* Directions
Pick out the lines below that contain the string "partir" and copy them all.

* Source data

◇ ◇ ◇ ◇ ◇

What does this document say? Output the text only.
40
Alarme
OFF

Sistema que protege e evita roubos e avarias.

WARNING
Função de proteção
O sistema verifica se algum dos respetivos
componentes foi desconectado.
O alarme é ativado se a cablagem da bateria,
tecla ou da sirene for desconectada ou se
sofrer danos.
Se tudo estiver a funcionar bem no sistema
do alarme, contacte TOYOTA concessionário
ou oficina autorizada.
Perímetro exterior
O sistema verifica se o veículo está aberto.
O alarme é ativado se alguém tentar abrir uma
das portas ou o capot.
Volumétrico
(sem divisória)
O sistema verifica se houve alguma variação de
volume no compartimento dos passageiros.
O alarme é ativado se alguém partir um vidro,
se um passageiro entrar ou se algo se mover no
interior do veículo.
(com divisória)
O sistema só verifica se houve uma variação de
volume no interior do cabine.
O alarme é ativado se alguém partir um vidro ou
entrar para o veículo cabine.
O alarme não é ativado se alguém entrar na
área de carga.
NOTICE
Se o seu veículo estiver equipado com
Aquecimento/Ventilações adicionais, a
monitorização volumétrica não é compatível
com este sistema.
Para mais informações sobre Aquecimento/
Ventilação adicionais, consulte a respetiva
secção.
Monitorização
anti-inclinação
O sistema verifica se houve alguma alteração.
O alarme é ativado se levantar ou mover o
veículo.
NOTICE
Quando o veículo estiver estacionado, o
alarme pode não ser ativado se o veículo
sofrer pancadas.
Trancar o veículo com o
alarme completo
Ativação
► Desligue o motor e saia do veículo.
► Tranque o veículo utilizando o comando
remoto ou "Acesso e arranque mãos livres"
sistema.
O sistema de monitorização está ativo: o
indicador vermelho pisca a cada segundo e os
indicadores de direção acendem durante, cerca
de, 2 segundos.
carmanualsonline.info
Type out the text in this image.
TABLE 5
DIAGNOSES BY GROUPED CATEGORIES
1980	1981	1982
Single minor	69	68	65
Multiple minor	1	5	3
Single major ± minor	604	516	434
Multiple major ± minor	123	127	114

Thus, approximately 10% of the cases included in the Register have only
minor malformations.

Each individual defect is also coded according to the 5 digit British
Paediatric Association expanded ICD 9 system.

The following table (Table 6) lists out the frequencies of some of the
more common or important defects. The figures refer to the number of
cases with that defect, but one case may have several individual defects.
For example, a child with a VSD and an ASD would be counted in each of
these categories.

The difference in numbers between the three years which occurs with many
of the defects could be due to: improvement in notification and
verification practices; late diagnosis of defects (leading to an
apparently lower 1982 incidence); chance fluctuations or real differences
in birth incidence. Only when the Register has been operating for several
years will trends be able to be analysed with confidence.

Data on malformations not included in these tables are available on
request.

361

◇ ◇ ◇ ◇ ◇

* Exercise answer
O alarme é ativado se alguém partir um vidro,
O alarme é ativado se alguém partir um vidro ou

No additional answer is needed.